►

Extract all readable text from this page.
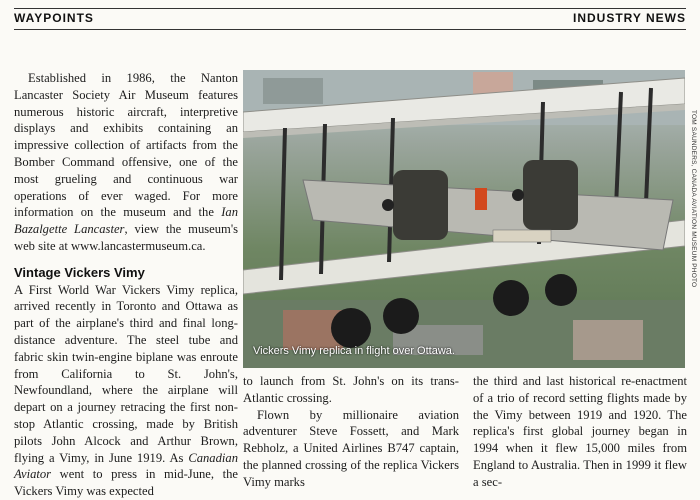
WAYPOINTS	INDUSTRY NEWS

Established in 1986, the Nanton Lancaster Society Air Museum features numerous historic aircraft, interpretive displays and exhibits containing an impressive collection of artifacts from the Bomber Command offensive, one of the most grueling and continuous war operations of ever waged. For more information on the museum and the Ian Bazalgette Lancaster, view the museum's web site at www.lancastermuseum.ca.

Vintage Vickers Vimy

A First World War Vickers Vimy replica, arrived recently in Toronto and Ottawa as part of the airplane's third and final long-distance adventure. The steel tube and fabric skin twin-engine biplane was enroute from California to St. John's, Newfoundland, where the airplane will depart on a journey retracing the first non-stop Atlantic crossing, made by British pilots John Alcock and Arthur Brown, flying a Vimy, in June 1919. As Canadian Aviator went to press in mid-June, the Vickers Vimy was expected

Vickers Vimy replica in flight over Ottawa.
TOM SAUNDERS, CANADA AVIATION MUSEUM PHOTO

to launch from St. John's on its trans-Atlantic crossing.

Flown by millionaire aviation adventurer Steve Fossett, and Mark Rebholz, a United Airlines B747 captain, the planned crossing of the replica Vickers Vimy marks

the third and last historical re-enactment of a trio of record setting flights made by the Vimy between 1919 and 1920. The replica's first global journey began in 1994 when it flew 15,000 miles from England to Australia. Then in 1999 it flew a sec-
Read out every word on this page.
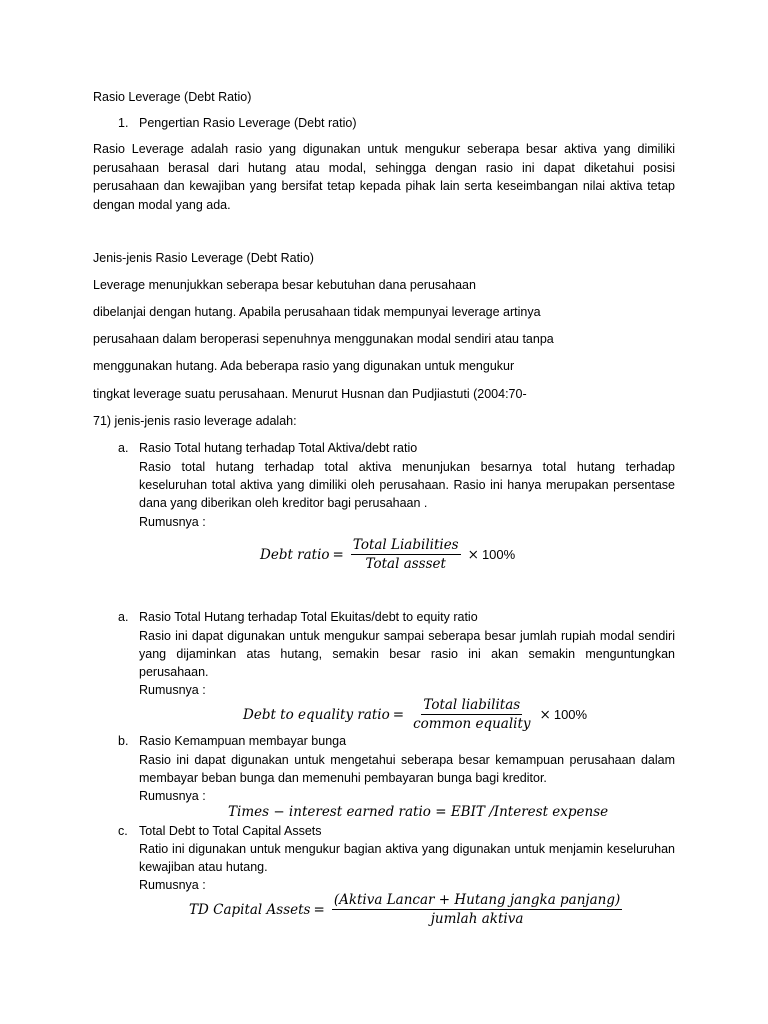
Rasio Leverage (Debt Ratio)
1. Pengertian Rasio Leverage (Debt ratio)
Rasio Leverage adalah rasio yang digunakan untuk mengukur seberapa besar aktiva yang dimiliki perusahaan berasal dari hutang atau modal, sehingga dengan rasio ini dapat diketahui posisi perusahaan dan kewajiban yang bersifat tetap kepada pihak lain serta keseimbangan nilai aktiva tetap dengan modal yang ada.
Jenis-jenis Rasio Leverage (Debt Ratio)
Leverage menunjukkan seberapa besar kebutuhan dana perusahaan
dibelanjai dengan hutang. Apabila perusahaan tidak mempunyai leverage artinya
perusahaan dalam beroperasi sepenuhnya menggunakan modal sendiri atau tanpa
menggunakan hutang. Ada beberapa rasio yang digunakan untuk mengukur
tingkat leverage suatu perusahaan. Menurut Husnan dan Pudjiastuti (2004:70-
71) jenis-jenis rasio leverage adalah:
a. Rasio Total hutang terhadap Total Aktiva/debt ratio
Rasio total hutang terhadap total aktiva menunjukan besarnya total hutang terhadap keseluruhan total aktiva yang dimiliki oleh perusahaan. Rasio ini hanya merupakan persentase dana yang diberikan oleh kreditor bagi perusahaan .
Rumusnya :
Debt ratio = $\frac{\text{Total Liabilities}}{\text{Total assset}} \times 100\%$
a. Rasio Total Hutang terhadap Total Ekuitas/debt to equity ratio
Rasio ini dapat digunakan untuk mengukur sampai seberapa besar jumlah rupiah modal sendiri yang dijaminkan atas hutang, semakin besar rasio ini akan semakin menguntungkan perusahaan.
Rumusnya :
Debt to equality ratio = $\frac{\text{Total liabilitas}}{\text{common equality}} \times 100\%$
b. Rasio Kemampuan membayar bunga
Rasio ini dapat digunakan untuk mengetahui seberapa besar kemampuan perusahaan dalam membayar beban bunga dan memenuhi pembayaran bunga bagi kreditor.
Rumusnya :
Times − interest earned ratio = EBIT /Interest expense
c. Total Debt to Total Capital Assets
Ratio ini digunakan untuk mengukur bagian aktiva yang digunakan untuk menjamin keseluruhan kewajiban atau hutang.
Rumusnya :
TD Capital Assets = $\frac{\text{(Aktiva Lancar + Hutang jangka panjang)}}{\text{jumlah aktiva}}$
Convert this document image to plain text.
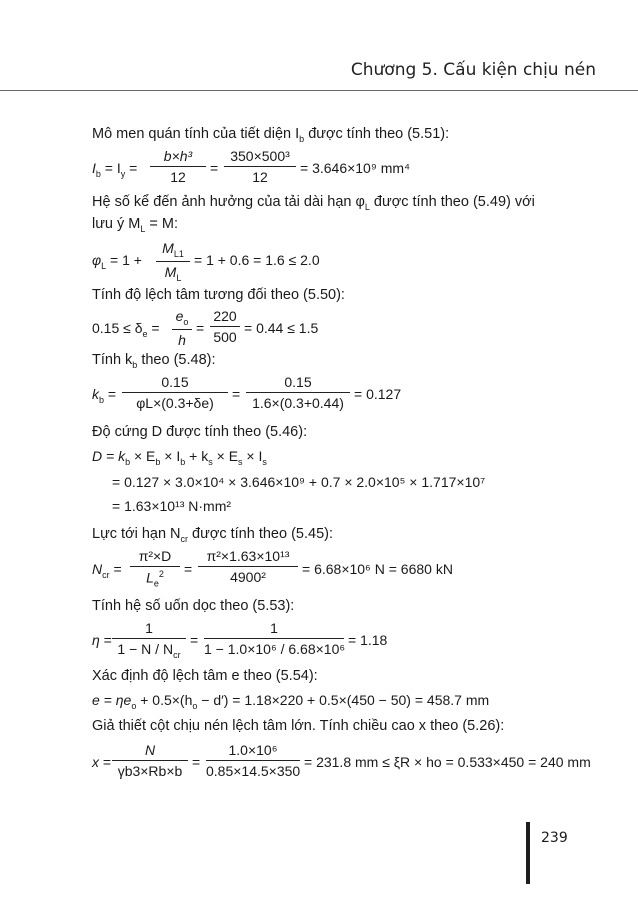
Chương 5. Cấu kiện chịu nén
Mô men quán tính của tiết diện $I_b$ được tính theo (5.51):
$I_b = I_y = \frac{\text{b×h³}}{12} = \frac{\text{350×500³}}{12} = 3.646\times 10^9$ mm⁴
Hệ số kể đến ảnh hưởng của tải dài hạn $\varphi_L$ được tính theo (5.49) với
lưu ý $M_L = M$:
$\varphi_L = 1 + \frac{M_{L1}}{M_L} = 1 + 0.6 = 1.6 \le 2.0$
Tính độ lệch tâm tương đối theo (5.50):
$0.15 \le \delta_e = \frac{e_o}{h} = \frac{220}{500} = 0.44 \le 1.5$
Tính $k_b$ theo (5.48):
$k_b = \frac{0.15}{\varphi L\times(0.3+\delta e)} = \frac{0.15}{1.6\times(0.3+0.44)} = 0.127$
Độ cứng D được tính theo (5.46):
$D = k_b \times E_b \times I_b + k_s \times E_s \times I_s$
= 0.127 × 3.0×10⁴ × 3.646×10⁹ + 0.7 × 2.0×10⁵ × 1.717×10⁷
= 1.63×10¹³ N·mm²
Lực tới hạn $N_{cr}$ được tính theo (5.45):
$N_{cr} = \frac{\text{π²×D}}{L_e^2} = \frac{\text{π²×1.63×10¹³}}{\text{4900²}} = 6.68\times 10^6$ N = 6680 kN
Tính hệ số uốn dọc theo (5.53):
η =
1
$1 - N / N_{cr}$
= $\frac{1}{\text{1 − 1.0×10⁶ / 6.68×10⁶}} = 1.18$
Xác định độ lệch tâm e theo (5.54):
$e = \eta e_o + 0.5\times(h_o - d') = 1.18\times 220 + 0.5\times(450 - 50) = 458.7$ mm
Giả thiết cột chịu nén lệch tâm lớn. Tính chiều cao x theo (5.26):
$x = \frac{N}{\gamma b3\times Rb\times b} = \frac{\text{1.0×10⁶}}{0.85\times 14.5\times 350} = 231.8$ mm ≤ ξR × ho = 0.533×450 = 240 mm
239
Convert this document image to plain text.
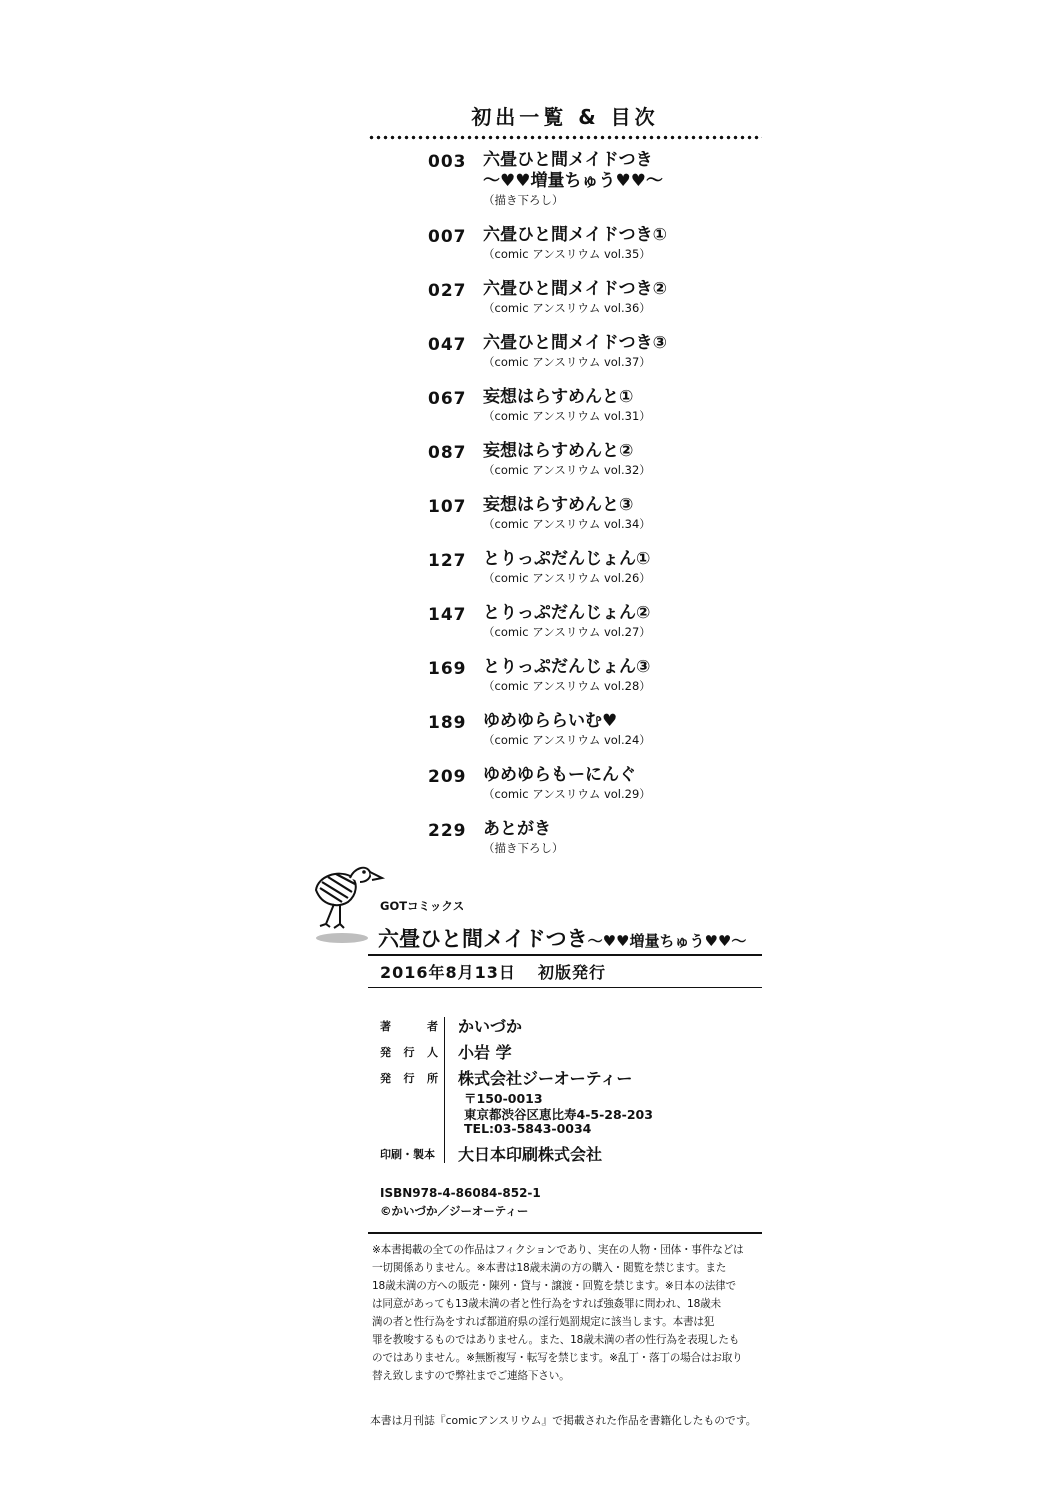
初出一覧 & 目次
003 六畳ひと間メイドつき
～♥♥増量ちゅう♥♥～
（描き下ろし）
007 六畳ひと間メイドつき①
（comic アンスリウム vol.35）
027 六畳ひと間メイドつき②
（comic アンスリウム vol.36）
047 六畳ひと間メイドつき③
（comic アンスリウム vol.37）
067 妄想はらすめんと①
（comic アンスリウム vol.31）
087 妄想はらすめんと②
（comic アンスリウム vol.32）
107 妄想はらすめんと③
（comic アンスリウム vol.34）
127 とりっぷだんじょん①
（comic アンスリウム vol.26）
147 とりっぷだんじょん②
（comic アンスリウム vol.27）
169 とりっぷだんじょん③
（comic アンスリウム vol.28）
189 ゆめゆららいむ♥
（comic アンスリウム vol.24）
209 ゆめゆらもーにんぐ
（comic アンスリウム vol.29）
229 あとがき
（描き下ろし）
GOTコミックス
六畳ひと間メイドつき～♥♥増量ちゅう♥♥～
2016年8月13日 初版発行
著	者 かいづか
発 行 人 小岩 学
発 行 所 株式会社ジーオーティー
印刷・製本 大日本印刷株式会社
〒150-0013
東京都渋谷区恵比寿4-5-28-203
TEL:03-5843-0034
ISBN978-4-86084-852-1
©かいづか／ジーオーティー
※本書掲載の全ての作品はフィクションであり、実在の人物・団体・事件などは
一切関係ありません。※本書は18歳未満の方の購入・閲覧を禁じます。また
18歳未満の方への販売・陳列・貸与・譲渡・回覧を禁じます。※日本の法律で
は同意があっても13歳未満の者と性行為をすれば強姦罪に問われ、18歳未
満の者と性行為をすれば都道府県の淫行処罰規定に該当します。本書は犯
罪を教唆するものではありません。また、18歳未満の者の性行為を表現したも
のではありません。※無断複写・転写を禁じます。※乱丁・落丁の場合はお取り
替え致しますので弊社までご連絡下さい。
本書は月刊誌『comicアンスリウム』で掲載された作品を書籍化したものです。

◄

▶ [Your instructions]:
Return all the entries word for word, but omit any pictures they contain.

▶ [Solved exercise]:
Extract all readable text from this page.
WAYPOINTS	INDUSTRY NEWS

Established in 1986, the Nanton Lancaster Society Air Museum features numerous historic aircraft, interpretive displays and exhibits containing an impressive collection of artifacts from the Bomber Command offensive, one of the most grueling and continuous war operations of ever waged. For more information on the museum and the Ian Bazalgette Lancaster, view the museum's web site at www.lancastermuseum.ca.

Vintage Vickers Vimy

A First World War Vickers Vimy replica, arrived recently in Toronto and Ottawa as part of the airplane's third and final long-distance adventure. The steel tube and fabric skin twin-engine biplane was enroute from California to St. John's, Newfoundland, where the airplane will depart on a journey retracing the first non-stop Atlantic crossing, made by British pilots John Alcock and Arthur Brown, flying a Vimy, in June 1919. As Canadian Aviator went to press in mid-June, the Vickers Vimy was expected

Vickers Vimy replica in flight over Ottawa.
TOM SAUNDERS, CANADA AVIATION MUSEUM PHOTO

to launch from St. John's on its trans-Atlantic crossing.

Flown by millionaire aviation adventurer Steve Fossett, and Mark Rebholz, a United Airlines B747 captain, the planned crossing of the replica Vickers Vimy marks

the third and last historical re-enactment of a trio of record setting flights made by the Vimy between 1919 and 1920. The replica's first global journey began in 1994 when it flew 15,000 miles from England to Australia. Then in 1999 it flew a sec-
Read out every word on this page.
Rasio Leverage (Debt Ratio)
1. Pengertian Rasio Leverage (Debt ratio)
Rasio Leverage adalah rasio yang digunakan untuk mengukur seberapa besar aktiva yang dimiliki perusahaan berasal dari hutang atau modal, sehingga dengan rasio ini dapat diketahui posisi perusahaan dan kewajiban yang bersifat tetap kepada pihak lain serta keseimbangan nilai aktiva tetap dengan modal yang ada.
Jenis-jenis Rasio Leverage (Debt Ratio)
Leverage menunjukkan seberapa besar kebutuhan dana perusahaan
dibelanjai dengan hutang. Apabila perusahaan tidak mempunyai leverage artinya
perusahaan dalam beroperasi sepenuhnya menggunakan modal sendiri atau tanpa
menggunakan hutang. Ada beberapa rasio yang digunakan untuk mengukur
tingkat leverage suatu perusahaan. Menurut Husnan dan Pudjiastuti (2004:70-
71) jenis-jenis rasio leverage adalah:
a. Rasio Total hutang terhadap Total Aktiva/debt ratio
Rasio total hutang terhadap total aktiva menunjukan besarnya total hutang terhadap keseluruhan total aktiva yang dimiliki oleh perusahaan. Rasio ini hanya merupakan persentase dana yang diberikan oleh kreditor bagi perusahaan .
Rumusnya :
Debt ratio = $\frac{\text{Total Liabilities}}{\text{Total assset}} \times 100\%$
a. Rasio Total Hutang terhadap Total Ekuitas/debt to equity ratio
Rasio ini dapat digunakan untuk mengukur sampai seberapa besar jumlah rupiah modal sendiri yang dijaminkan atas hutang, semakin besar rasio ini akan semakin menguntungkan perusahaan.
Rumusnya :
Debt to equality ratio = $\frac{\text{Total liabilitas}}{\text{common equality}} \times 100\%$
b. Rasio Kemampuan membayar bunga
Rasio ini dapat digunakan untuk mengetahui seberapa besar kemampuan perusahaan dalam membayar beban bunga dan memenuhi pembayaran bunga bagi kreditor.
Rumusnya :
Times − interest earned ratio = EBIT /Interest expense
c. Total Debt to Total Capital Assets
Ratio ini digunakan untuk mengukur bagian aktiva yang digunakan untuk menjamin keseluruhan kewajiban atau hutang.
Rumusnya :
TD Capital Assets = $\frac{\text{(Aktiva Lancar + Hutang jangka panjang)}}{\text{jumlah aktiva}}$
Convert this document image to plain text.
Chương 5. Cấu kiện chịu nén
Mô men quán tính của tiết diện $I_b$ được tính theo (5.51):
$I_b = I_y = \frac{\text{b×h³}}{12} = \frac{\text{350×500³}}{12} = 3.646\times 10^9$ mm⁴
Hệ số kể đến ảnh hưởng của tải dài hạn $\varphi_L$ được tính theo (5.49) với
lưu ý $M_L = M$:
$\varphi_L = 1 + \frac{M_{L1}}{M_L} = 1 + 0.6 = 1.6 \le 2.0$
Tính độ lệch tâm tương đối theo (5.50):
$0.15 \le \delta_e = \frac{e_o}{h} = \frac{220}{500} = 0.44 \le 1.5$
Tính $k_b$ theo (5.48):
$k_b = \frac{0.15}{\varphi L\times(0.3+\delta e)} = \frac{0.15}{1.6\times(0.3+0.44)} = 0.127$
Độ cứng D được tính theo (5.46):
$D = k_b \times E_b \times I_b + k_s \times E_s \times I_s$
= 0.127 × 3.0×10⁴ × 3.646×10⁹ + 0.7 × 2.0×10⁵ × 1.717×10⁷
= 1.63×10¹³ N·mm²
Lực tới hạn $N_{cr}$ được tính theo (5.45):
$N_{cr} = \frac{\text{π²×D}}{L_e^2} = \frac{\text{π²×1.63×10¹³}}{\text{4900²}} = 6.68\times 10^6$ N = 6680 kN
Tính hệ số uốn dọc theo (5.53):
η =
1
$1 - N / N_{cr}$
= $\frac{1}{\text{1 − 1.0×10⁶ / 6.68×10⁶}} = 1.18$
Xác định độ lệch tâm e theo (5.54):
$e = \eta e_o + 0.5\times(h_o - d') = 1.18\times 220 + 0.5\times(450 - 50) = 458.7$ mm
Giả thiết cột chịu nén lệch tâm lớn. Tính chiều cao x theo (5.26):
$x = \frac{N}{\gamma b3\times Rb\times b} = \frac{\text{1.0×10⁶}}{0.85\times 14.5\times 350} = 231.8$ mm ≤ ξR × ho = 0.533×450 = 240 mm
239
Convert this document image to plain text.
初出一覧 & 目次
003 六畳ひと間メイドつき
～♥♥増量ちゅう♥♥～
（描き下ろし）
007 六畳ひと間メイドつき①
（comic アンスリウム vol.35）
027 六畳ひと間メイドつき②
（comic アンスリウム vol.36）
047 六畳ひと間メイドつき③
（comic アンスリウム vol.37）
067 妄想はらすめんと①
（comic アンスリウム vol.31）
087 妄想はらすめんと②
（comic アンスリウム vol.32）
107 妄想はらすめんと③
（comic アンスリウム vol.34）
127 とりっぷだんじょん①
（comic アンスリウム vol.26）
147 とりっぷだんじょん②
（comic アンスリウム vol.27）
169 とりっぷだんじょん③
（comic アンスリウム vol.28）
189 ゆめゆららいむ♥
（comic アンスリウム vol.24）
209 ゆめゆらもーにんぐ
（comic アンスリウム vol.29）
229 あとがき
（描き下ろし）
GOTコミックス
六畳ひと間メイドつき～♥♥増量ちゅう♥♥～
2016年8月13日 初版発行
著	者 かいづか
発 行 人 小岩 学
発 行 所 株式会社ジーオーティー
印刷・製本 大日本印刷株式会社
〒150-0013
東京都渋谷区恵比寿4-5-28-203
TEL:03-5843-0034
ISBN978-4-86084-852-1
©かいづか／ジーオーティー
※本書掲載の全ての作品はフィクションであり、実在の人物・団体・事件などは
一切関係ありません。※本書は18歳未満の方の購入・閲覧を禁じます。また
18歳未満の方への販売・陳列・貸与・譲渡・回覧を禁じます。※日本の法律で
は同意があっても13歳未満の者と性行為をすれば強姦罪に問われ、18歳未
満の者と性行為をすれば都道府県の淫行処罰規定に該当します。本書は犯
罪を教唆するものではありません。また、18歳未満の者の性行為を表現したも
のではありません。※無断複写・転写を禁じます。※乱丁・落丁の場合はお取り
替え致しますので弊社までご連絡下さい。
本書は月刊誌『comicアンスリウム』で掲載された作品を書籍化したものです。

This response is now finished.